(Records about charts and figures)
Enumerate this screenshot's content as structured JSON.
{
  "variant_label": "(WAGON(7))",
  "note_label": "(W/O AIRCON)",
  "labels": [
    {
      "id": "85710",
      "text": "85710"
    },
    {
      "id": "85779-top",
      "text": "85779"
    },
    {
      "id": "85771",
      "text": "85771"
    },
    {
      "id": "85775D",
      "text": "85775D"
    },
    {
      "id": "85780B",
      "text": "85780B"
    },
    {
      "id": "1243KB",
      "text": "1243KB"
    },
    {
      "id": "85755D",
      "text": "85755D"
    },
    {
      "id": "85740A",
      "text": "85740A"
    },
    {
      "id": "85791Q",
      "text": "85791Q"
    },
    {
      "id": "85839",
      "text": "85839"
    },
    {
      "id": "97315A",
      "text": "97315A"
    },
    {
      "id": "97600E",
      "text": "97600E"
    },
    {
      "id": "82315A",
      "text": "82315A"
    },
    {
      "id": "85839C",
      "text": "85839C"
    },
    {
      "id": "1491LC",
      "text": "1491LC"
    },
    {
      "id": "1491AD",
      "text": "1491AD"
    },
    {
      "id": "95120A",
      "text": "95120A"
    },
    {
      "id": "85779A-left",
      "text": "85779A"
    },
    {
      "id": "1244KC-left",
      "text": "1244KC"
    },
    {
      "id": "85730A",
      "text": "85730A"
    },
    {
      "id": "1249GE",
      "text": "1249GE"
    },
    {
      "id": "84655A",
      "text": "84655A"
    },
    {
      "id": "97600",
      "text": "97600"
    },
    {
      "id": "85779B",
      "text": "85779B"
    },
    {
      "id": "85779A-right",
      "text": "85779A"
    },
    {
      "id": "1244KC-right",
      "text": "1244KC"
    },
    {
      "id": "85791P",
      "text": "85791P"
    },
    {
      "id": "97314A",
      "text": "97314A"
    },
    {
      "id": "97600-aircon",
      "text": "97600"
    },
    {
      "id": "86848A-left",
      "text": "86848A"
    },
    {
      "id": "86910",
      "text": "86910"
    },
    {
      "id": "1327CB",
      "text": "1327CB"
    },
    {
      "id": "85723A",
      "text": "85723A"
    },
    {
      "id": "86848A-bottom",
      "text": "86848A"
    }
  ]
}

### GIVEN TASK
Write out the material from the first line to the last, exactly.

### COMPLETED TASK
Enumerate this screenshot's content as structured JSON.
{
  "variant_label": "(WAGON(7))",
  "note_label": "(W/O AIRCON)",
  "labels": [
    {
      "id": "85710",
      "text": "85710"
    },
    {
      "id": "85779-top",
      "text": "85779"
    },
    {
      "id": "85771",
      "text": "85771"
    },
    {
      "id": "85775D",
      "text": "85775D"
    },
    {
      "id": "85780B",
      "text": "85780B"
    },
    {
      "id": "1243KB",
      "text": "1243KB"
    },
    {
      "id": "85755D",
      "text": "85755D"
    },
    {
      "id": "85740A",
      "text": "85740A"
    },
    {
      "id": "85791Q",
      "text": "85791Q"
    },
    {
      "id": "85839",
      "text": "85839"
    },
    {
      "id": "97315A",
      "text": "97315A"
    },
    {
      "id": "97600E",
      "text": "97600E"
    },
    {
      "id": "82315A",
      "text": "82315A"
    },
    {
      "id": "85839C",
      "text": "85839C"
    },
    {
      "id": "1491LC",
      "text": "1491LC"
    },
    {
      "id": "1491AD",
      "text": "1491AD"
    },
    {
      "id": "95120A",
      "text": "95120A"
    },
    {
      "id": "85779A-left",
      "text": "85779A"
    },
    {
      "id": "1244KC-left",
      "text": "1244KC"
    },
    {
      "id": "85730A",
      "text": "85730A"
    },
    {
      "id": "1249GE",
      "text": "1249GE"
    },
    {
      "id": "84655A",
      "text": "84655A"
    },
    {
      "id": "97600",
      "text": "97600"
    },
    {
      "id": "85779B",
      "text": "85779B"
    },
    {
      "id": "85779A-right",
      "text": "85779A"
    },
    {
      "id": "1244KC-right",
      "text": "1244KC"
    },
    {
      "id": "85791P",
      "text": "85791P"
    },
    {
      "id": "97314A",
      "text": "97314A"
    },
    {
      "id": "97600-aircon",
      "text": "97600"
    },
    {
      "id": "86848A-left",
      "text": "86848A"
    },
    {
      "id": "86910",
      "text": "86910"
    },
    {
      "id": "1327CB",
      "text": "1327CB"
    },
    {
      "id": "85723A",
      "text": "85723A"
    },
    {
      "id": "86848A-bottom",
      "text": "86848A"
    }
  ]
}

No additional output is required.